From the line that holds "Output the text content of this document." to the last line of the data, copy everything exactly; leave out all the rest.

============

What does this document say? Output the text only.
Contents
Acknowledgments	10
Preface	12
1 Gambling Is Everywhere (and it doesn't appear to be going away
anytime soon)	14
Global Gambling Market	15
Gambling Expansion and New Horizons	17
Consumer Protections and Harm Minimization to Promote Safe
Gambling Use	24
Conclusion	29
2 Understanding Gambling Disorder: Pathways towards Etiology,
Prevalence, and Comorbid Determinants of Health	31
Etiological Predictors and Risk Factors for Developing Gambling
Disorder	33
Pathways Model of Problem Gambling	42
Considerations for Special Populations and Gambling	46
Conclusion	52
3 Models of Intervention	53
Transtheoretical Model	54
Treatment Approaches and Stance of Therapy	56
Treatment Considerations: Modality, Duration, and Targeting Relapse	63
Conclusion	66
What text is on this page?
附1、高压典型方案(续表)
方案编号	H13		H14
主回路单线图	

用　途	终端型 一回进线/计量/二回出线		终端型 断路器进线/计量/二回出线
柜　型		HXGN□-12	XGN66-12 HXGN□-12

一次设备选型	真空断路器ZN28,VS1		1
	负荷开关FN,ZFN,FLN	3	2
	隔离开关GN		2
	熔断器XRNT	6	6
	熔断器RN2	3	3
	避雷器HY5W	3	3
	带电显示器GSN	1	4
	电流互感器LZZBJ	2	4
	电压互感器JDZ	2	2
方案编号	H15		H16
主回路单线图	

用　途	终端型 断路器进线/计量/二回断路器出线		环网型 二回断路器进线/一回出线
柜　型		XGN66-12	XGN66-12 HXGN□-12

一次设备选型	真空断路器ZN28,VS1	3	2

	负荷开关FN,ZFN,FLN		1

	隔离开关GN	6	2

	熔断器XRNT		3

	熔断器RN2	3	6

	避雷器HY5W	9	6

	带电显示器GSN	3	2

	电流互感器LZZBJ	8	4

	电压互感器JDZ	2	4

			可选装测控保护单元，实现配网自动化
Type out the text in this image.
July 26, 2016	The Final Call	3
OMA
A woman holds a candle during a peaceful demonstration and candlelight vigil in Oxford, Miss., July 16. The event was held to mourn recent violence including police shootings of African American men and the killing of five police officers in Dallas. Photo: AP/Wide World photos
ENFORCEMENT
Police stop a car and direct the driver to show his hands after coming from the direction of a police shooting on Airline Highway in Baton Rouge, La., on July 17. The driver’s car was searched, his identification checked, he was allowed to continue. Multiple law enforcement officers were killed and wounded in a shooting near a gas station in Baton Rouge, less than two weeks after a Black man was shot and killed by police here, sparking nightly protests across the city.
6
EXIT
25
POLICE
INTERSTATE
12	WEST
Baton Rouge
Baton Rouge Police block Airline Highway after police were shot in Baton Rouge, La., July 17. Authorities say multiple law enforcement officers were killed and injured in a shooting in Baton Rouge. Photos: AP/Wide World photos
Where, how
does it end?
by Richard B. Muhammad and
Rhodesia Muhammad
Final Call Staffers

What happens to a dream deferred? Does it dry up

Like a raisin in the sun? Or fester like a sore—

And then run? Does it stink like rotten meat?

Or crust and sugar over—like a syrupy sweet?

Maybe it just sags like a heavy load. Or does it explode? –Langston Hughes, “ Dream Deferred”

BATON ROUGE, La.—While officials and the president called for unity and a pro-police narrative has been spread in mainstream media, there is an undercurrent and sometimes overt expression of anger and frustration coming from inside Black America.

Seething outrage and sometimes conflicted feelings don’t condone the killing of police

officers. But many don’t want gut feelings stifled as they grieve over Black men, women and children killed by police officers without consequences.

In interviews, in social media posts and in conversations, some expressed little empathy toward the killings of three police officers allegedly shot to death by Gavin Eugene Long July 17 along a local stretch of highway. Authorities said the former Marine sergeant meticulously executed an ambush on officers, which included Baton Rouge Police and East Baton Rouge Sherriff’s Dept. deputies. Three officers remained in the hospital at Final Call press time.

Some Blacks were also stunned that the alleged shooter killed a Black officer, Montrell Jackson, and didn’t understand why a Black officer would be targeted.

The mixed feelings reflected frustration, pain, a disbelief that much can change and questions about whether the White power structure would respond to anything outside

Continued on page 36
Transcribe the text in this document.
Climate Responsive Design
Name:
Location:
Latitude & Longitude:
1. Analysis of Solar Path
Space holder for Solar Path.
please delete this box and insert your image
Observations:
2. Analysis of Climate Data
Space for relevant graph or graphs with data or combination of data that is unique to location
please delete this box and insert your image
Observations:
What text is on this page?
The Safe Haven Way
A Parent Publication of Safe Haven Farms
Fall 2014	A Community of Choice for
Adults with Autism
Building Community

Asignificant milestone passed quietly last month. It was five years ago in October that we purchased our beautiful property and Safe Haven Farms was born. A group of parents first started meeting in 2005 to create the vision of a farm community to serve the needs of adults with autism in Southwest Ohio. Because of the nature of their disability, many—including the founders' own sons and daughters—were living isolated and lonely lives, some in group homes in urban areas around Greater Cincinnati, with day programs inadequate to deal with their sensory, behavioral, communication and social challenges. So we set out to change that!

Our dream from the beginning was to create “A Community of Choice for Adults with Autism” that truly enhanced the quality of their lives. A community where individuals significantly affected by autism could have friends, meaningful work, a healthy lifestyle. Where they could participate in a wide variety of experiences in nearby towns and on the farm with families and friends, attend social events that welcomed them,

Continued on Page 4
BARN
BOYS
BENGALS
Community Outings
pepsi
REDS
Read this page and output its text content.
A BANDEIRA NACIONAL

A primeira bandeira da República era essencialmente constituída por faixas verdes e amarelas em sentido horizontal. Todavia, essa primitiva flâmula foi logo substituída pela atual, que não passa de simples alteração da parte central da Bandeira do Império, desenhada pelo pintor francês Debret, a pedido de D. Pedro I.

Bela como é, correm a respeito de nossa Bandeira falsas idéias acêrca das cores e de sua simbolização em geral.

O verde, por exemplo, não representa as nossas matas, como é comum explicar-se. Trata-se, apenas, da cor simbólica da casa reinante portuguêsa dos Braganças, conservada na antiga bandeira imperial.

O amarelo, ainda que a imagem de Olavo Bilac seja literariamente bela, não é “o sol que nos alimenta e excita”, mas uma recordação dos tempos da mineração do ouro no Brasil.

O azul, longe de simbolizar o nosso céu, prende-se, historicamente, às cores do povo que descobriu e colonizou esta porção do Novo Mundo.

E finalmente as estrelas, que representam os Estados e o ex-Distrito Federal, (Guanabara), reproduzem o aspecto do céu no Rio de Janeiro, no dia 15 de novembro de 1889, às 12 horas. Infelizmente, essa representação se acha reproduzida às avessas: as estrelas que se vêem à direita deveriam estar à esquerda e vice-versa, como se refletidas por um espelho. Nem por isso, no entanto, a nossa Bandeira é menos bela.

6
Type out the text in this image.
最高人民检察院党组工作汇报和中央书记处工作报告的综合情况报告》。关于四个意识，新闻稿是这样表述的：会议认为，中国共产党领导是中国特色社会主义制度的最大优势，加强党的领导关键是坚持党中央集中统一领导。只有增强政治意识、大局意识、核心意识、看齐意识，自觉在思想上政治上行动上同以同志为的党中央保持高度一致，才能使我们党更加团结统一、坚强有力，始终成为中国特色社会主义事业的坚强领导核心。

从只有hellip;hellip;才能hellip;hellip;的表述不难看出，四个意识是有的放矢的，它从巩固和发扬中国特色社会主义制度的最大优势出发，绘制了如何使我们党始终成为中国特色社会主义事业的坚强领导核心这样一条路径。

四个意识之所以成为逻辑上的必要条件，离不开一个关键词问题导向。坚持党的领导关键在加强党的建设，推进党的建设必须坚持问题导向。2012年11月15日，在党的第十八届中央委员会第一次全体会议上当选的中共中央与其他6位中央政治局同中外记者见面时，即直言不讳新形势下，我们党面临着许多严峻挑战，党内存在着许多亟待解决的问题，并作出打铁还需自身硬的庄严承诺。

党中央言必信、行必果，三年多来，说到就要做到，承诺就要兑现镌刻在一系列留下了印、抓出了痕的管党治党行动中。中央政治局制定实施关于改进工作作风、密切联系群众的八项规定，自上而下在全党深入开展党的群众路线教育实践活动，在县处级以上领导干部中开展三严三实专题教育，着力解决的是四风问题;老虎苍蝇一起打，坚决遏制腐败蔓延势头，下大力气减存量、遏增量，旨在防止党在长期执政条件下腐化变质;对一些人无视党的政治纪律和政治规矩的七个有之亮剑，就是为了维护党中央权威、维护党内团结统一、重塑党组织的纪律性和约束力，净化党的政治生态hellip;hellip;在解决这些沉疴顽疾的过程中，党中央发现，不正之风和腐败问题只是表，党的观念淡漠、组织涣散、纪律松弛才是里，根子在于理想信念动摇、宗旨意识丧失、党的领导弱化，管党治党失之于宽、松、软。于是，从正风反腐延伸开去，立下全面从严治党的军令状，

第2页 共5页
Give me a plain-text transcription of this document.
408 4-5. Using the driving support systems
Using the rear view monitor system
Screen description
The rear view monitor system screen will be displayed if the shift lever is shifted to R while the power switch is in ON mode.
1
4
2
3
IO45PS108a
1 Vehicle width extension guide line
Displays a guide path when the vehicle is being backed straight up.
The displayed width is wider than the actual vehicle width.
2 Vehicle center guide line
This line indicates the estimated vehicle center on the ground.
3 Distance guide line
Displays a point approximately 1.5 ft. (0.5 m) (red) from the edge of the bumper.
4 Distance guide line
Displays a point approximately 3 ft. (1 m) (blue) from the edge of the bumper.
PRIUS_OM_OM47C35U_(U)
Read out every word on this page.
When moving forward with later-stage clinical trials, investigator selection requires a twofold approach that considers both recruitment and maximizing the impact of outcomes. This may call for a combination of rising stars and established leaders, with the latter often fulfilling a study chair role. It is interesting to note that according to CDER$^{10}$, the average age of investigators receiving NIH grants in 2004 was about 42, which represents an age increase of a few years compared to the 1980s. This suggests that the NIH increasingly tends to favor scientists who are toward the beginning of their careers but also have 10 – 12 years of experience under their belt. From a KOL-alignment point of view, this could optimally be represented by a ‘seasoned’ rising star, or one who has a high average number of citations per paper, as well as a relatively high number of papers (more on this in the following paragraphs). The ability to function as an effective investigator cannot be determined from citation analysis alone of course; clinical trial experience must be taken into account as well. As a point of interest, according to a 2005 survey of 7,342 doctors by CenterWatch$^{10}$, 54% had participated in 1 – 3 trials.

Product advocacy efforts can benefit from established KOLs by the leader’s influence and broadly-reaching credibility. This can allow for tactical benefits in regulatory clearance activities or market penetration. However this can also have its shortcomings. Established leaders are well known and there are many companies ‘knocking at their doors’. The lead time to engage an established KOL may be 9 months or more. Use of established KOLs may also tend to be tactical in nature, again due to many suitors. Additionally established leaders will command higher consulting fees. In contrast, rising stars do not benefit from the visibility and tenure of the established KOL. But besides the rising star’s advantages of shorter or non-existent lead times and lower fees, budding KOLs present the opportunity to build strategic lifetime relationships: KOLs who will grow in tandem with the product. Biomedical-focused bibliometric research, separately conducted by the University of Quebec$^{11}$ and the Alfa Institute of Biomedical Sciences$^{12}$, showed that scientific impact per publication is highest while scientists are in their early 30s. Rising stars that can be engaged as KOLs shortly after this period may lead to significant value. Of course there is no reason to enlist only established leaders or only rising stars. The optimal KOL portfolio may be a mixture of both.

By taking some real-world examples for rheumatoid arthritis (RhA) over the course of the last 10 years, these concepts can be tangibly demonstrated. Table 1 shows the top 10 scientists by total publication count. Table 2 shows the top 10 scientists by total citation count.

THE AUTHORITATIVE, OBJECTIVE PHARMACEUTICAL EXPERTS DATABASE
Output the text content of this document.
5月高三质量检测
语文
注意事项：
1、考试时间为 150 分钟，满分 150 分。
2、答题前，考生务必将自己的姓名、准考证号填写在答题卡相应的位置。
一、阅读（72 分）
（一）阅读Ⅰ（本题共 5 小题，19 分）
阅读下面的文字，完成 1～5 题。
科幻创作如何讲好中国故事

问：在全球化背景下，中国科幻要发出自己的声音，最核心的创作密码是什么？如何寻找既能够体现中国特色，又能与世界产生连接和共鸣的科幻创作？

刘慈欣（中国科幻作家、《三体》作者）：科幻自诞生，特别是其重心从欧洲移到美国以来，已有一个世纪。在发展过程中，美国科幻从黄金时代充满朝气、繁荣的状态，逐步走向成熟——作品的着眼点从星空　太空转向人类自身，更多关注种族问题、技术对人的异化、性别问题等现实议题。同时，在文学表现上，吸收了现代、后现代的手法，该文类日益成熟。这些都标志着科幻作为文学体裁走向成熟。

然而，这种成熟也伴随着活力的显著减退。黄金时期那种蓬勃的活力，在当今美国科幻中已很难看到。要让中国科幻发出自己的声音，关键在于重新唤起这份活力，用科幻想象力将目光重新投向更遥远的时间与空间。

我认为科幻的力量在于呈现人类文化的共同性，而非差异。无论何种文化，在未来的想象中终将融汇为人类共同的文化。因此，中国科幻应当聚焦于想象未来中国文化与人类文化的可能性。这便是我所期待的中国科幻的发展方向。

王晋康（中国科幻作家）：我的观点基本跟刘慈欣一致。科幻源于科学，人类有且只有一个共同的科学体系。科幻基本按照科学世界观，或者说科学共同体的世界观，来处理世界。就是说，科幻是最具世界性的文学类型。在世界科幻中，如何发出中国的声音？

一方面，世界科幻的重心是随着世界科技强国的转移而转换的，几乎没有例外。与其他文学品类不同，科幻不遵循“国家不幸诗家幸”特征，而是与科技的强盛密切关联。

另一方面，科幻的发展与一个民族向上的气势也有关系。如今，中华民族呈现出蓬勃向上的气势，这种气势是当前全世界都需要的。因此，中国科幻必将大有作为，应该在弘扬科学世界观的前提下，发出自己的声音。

============

Result:
Output the text content of this document.
5月高三质量检测
语文
注意事项：
1、考试时间为 150 分钟，满分 150 分。
2、答题前，考生务必将自己的姓名、准考证号填写在答题卡相应的位置。
一、阅读（72 分）
（一）阅读Ⅰ（本题共 5 小题，19 分）
阅读下面的文字，完成 1～5 题。
科幻创作如何讲好中国故事

问：在全球化背景下，中国科幻要发出自己的声音，最核心的创作密码是什么？如何寻找既能够体现中国特色，又能与世界产生连接和共鸣的科幻创作？

刘慈欣（中国科幻作家、《三体》作者）：科幻自诞生，特别是其重心从欧洲移到美国以来，已有一个世纪。在发展过程中，美国科幻从黄金时代充满朝气、繁荣的状态，逐步走向成熟——作品的着眼点从星空　太空转向人类自身，更多关注种族问题、技术对人的异化、性别问题等现实议题。同时，在文学表现上，吸收了现代、后现代的手法，该文类日益成熟。这些都标志着科幻作为文学体裁走向成熟。

然而，这种成熟也伴随着活力的显著减退。黄金时期那种蓬勃的活力，在当今美国科幻中已很难看到。要让中国科幻发出自己的声音，关键在于重新唤起这份活力，用科幻想象力将目光重新投向更遥远的时间与空间。

我认为科幻的力量在于呈现人类文化的共同性，而非差异。无论何种文化，在未来的想象中终将融汇为人类共同的文化。因此，中国科幻应当聚焦于想象未来中国文化与人类文化的可能性。这便是我所期待的中国科幻的发展方向。

王晋康（中国科幻作家）：我的观点基本跟刘慈欣一致。科幻源于科学，人类有且只有一个共同的科学体系。科幻基本按照科学世界观，或者说科学共同体的世界观，来处理世界。就是说，科幻是最具世界性的文学类型。在世界科幻中，如何发出中国的声音？

一方面，世界科幻的重心是随着世界科技强国的转移而转换的，几乎没有例外。与其他文学品类不同，科幻不遵循“国家不幸诗家幸”特征，而是与科技的强盛密切关联。

另一方面，科幻的发展与一个民族向上的气势也有关系。如今，中华民族呈现出蓬勃向上的气势，这种气势是当前全世界都需要的。因此，中国科幻必将大有作为，应该在弘扬科学世界观的前提下，发出自己的声音。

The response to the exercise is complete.